--- start DATA ROWS ---
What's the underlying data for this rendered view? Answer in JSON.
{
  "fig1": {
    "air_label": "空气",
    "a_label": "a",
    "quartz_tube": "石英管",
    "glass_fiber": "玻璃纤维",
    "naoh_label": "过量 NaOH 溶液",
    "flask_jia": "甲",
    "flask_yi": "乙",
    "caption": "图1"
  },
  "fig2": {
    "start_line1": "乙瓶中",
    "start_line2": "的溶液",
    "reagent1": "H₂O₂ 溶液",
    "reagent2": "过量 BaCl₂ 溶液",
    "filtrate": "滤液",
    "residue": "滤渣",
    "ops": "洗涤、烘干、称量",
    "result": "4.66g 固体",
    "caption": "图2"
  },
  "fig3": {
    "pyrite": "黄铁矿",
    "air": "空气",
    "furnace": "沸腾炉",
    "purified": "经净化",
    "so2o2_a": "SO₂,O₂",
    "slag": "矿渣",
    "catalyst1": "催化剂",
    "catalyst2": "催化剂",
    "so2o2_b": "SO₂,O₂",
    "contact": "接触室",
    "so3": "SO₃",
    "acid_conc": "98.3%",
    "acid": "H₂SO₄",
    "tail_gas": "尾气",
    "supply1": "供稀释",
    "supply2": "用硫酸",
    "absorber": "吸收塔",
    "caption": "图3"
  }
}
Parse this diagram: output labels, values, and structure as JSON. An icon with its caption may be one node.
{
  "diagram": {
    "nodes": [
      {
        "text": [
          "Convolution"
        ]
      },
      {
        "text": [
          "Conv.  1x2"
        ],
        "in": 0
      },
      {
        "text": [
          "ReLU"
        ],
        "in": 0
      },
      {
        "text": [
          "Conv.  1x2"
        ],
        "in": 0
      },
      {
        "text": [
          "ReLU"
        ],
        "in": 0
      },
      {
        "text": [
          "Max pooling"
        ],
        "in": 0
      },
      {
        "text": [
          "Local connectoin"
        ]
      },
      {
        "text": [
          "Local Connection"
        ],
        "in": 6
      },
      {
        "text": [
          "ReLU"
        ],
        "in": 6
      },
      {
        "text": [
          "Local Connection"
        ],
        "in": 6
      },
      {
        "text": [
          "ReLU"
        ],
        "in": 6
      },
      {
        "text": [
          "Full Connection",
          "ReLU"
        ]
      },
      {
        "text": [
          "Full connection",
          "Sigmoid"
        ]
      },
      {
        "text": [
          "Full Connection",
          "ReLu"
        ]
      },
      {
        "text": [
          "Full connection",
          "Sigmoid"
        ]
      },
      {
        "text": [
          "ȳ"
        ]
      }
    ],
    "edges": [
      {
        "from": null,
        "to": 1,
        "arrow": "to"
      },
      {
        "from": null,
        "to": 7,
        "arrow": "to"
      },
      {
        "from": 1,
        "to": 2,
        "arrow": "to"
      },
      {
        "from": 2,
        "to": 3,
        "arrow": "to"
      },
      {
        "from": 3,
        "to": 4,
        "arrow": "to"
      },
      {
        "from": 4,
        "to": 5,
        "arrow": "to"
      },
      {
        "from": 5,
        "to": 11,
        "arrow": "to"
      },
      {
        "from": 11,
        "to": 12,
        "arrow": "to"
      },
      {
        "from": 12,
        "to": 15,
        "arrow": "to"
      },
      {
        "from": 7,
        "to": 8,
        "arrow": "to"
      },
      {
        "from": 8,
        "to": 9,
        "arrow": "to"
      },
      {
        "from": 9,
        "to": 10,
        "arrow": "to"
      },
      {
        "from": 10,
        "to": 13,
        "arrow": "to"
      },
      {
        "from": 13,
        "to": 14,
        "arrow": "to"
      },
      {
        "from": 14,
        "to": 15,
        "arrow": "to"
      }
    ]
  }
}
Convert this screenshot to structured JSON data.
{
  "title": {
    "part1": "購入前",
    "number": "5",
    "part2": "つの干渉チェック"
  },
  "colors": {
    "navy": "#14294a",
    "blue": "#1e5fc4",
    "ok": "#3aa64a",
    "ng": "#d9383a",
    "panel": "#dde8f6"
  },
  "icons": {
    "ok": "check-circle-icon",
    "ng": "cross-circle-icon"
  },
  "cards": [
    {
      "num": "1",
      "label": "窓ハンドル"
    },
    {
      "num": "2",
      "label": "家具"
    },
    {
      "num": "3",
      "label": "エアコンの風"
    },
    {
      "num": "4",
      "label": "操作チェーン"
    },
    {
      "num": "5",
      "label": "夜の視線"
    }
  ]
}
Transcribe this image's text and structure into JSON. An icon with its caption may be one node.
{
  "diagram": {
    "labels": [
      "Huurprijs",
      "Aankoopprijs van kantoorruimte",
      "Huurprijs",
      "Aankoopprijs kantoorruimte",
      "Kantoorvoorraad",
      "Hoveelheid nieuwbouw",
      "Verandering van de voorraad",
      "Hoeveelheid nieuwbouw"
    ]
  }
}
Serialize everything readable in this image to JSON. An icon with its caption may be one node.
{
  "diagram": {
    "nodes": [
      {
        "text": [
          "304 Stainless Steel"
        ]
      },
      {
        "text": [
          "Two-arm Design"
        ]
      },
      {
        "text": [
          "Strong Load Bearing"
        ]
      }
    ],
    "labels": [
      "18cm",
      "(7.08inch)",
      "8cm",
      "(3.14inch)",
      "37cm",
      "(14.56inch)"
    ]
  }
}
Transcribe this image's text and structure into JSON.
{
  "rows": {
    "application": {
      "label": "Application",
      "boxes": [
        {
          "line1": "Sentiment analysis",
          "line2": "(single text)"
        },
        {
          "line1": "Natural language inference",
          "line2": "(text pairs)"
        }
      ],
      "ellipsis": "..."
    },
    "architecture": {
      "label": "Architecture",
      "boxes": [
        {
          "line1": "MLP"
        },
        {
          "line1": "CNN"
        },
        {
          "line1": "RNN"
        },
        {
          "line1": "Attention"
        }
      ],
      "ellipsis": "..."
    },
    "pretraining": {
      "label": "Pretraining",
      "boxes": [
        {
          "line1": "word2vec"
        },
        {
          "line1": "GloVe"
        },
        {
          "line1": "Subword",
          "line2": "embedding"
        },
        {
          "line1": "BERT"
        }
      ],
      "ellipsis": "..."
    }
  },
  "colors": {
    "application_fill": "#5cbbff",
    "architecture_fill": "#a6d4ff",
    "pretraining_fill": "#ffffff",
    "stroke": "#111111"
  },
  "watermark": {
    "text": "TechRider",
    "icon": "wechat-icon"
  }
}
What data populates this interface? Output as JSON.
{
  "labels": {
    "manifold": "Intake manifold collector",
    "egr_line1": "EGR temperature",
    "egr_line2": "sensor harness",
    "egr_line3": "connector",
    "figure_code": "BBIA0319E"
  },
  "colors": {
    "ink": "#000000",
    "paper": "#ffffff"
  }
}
--- end DATA ROWS ---
GOAL OF THE EXERCISE: Read the entries and select each line where the word "into" is found.

WRITTEN ANSWER:
Transcribe this image's text and structure into JSON. An icon with its caption may be one node.
Transcribe this image's text and structure into JSON.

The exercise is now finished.